* **Stored items**
------------------------------
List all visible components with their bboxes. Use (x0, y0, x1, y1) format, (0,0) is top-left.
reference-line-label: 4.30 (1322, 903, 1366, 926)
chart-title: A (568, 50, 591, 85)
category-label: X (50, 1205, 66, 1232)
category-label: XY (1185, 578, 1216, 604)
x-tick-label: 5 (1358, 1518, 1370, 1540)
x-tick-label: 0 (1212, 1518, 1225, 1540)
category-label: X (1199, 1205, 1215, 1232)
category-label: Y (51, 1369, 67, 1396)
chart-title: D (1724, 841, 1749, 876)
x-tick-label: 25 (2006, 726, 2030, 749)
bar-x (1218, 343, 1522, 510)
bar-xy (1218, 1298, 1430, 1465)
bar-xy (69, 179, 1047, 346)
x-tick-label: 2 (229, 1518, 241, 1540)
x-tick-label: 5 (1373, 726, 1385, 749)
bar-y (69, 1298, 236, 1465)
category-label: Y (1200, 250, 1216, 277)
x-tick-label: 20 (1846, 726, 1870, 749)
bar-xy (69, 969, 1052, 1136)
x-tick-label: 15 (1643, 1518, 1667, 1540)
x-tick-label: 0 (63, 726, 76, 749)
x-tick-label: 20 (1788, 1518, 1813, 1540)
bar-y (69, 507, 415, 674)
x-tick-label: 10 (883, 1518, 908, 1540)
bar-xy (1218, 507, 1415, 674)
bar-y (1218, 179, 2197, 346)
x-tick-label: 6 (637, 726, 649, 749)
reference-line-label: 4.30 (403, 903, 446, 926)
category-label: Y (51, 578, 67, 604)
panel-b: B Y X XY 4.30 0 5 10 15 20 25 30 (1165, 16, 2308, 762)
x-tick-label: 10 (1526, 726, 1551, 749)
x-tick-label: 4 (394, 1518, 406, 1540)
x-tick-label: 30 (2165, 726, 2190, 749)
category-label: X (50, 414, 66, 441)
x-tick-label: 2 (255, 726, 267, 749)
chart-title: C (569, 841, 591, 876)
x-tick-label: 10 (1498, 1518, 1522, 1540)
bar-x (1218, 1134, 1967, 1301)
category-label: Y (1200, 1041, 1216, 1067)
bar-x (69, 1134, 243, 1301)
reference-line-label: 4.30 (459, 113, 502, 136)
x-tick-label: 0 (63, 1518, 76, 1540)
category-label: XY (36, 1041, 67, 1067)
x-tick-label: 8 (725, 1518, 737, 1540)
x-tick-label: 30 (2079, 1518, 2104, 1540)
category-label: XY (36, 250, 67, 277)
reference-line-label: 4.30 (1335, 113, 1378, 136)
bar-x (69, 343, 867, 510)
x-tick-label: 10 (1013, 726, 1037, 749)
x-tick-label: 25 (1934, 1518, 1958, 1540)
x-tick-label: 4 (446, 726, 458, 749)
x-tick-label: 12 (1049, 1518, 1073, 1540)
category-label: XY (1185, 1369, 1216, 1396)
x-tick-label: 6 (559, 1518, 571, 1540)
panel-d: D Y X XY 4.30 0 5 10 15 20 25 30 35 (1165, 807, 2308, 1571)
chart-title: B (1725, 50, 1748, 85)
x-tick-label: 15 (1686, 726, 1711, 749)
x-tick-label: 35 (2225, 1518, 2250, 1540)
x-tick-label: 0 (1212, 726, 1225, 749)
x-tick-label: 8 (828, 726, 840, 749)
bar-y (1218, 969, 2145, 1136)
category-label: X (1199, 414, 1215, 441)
------------------------------
* **Work to complete**
Copy the stretch of entries from the very first line through the line containing "category-label: XY (1185, 578, 1216, 604)", keeping every character unchanged.

* **Task answer**
List all visible components with their bboxes. Use (x0, y0, x1, y1) format, (0,0) is top-left.
reference-line-label: 4.30 (1322, 903, 1366, 926)
chart-title: A (568, 50, 591, 85)
category-label: X (50, 1205, 66, 1232)
category-label: XY (1185, 578, 1216, 604)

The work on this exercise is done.